::: GIVEN RECORDS :::
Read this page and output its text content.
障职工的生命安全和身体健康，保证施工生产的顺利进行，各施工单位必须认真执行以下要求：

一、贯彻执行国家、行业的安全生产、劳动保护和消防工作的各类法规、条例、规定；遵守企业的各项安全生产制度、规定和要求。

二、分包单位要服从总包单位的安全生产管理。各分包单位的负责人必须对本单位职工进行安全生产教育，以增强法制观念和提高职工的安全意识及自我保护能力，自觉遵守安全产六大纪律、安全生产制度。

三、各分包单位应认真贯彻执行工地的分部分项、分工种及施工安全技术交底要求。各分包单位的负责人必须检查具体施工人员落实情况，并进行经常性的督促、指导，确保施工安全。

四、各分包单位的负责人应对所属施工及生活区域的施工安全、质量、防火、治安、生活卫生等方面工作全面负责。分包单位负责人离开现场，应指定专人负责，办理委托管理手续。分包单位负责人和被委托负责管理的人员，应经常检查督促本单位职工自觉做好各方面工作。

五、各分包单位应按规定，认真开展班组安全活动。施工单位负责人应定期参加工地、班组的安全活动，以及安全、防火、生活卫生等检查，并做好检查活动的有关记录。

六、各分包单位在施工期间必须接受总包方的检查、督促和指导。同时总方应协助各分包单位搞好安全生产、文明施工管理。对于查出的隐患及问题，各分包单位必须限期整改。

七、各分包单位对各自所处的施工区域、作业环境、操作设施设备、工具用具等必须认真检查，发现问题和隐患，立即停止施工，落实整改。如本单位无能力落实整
:::
TASK TO CARRY OUT:
Print the records once more, exactly as they were given.

ANSWER TO THIS EXERCISE:
Read this page and output its text content.
障职工的生命安全和身体健康，保证施工生产的顺利进行，各施工单位必须认真执行以下要求：

一、贯彻执行国家、行业的安全生产、劳动保护和消防工作的各类法规、条例、规定；遵守企业的各项安全生产制度、规定和要求。

二、分包单位要服从总包单位的安全生产管理。各分包单位的负责人必须对本单位职工进行安全生产教育，以增强法制观念和提高职工的安全意识及自我保护能力，自觉遵守安全产六大纪律、安全生产制度。

三、各分包单位应认真贯彻执行工地的分部分项、分工种及施工安全技术交底要求。各分包单位的负责人必须检查具体施工人员落实情况，并进行经常性的督促、指导，确保施工安全。

四、各分包单位的负责人应对所属施工及生活区域的施工安全、质量、防火、治安、生活卫生等方面工作全面负责。分包单位负责人离开现场，应指定专人负责，办理委托管理手续。分包单位负责人和被委托负责管理的人员，应经常检查督促本单位职工自觉做好各方面工作。

五、各分包单位应按规定，认真开展班组安全活动。施工单位负责人应定期参加工地、班组的安全活动，以及安全、防火、生活卫生等检查，并做好检查活动的有关记录。

六、各分包单位在施工期间必须接受总包方的检查、督促和指导。同时总方应协助各分包单位搞好安全生产、文明施工管理。对于查出的隐患及问题，各分包单位必须限期整改。

七、各分包单位对各自所处的施工区域、作业环境、操作设施设备、工具用具等必须认真检查，发现问题和隐患，立即停止施工，落实整改。如本单位无能力落实整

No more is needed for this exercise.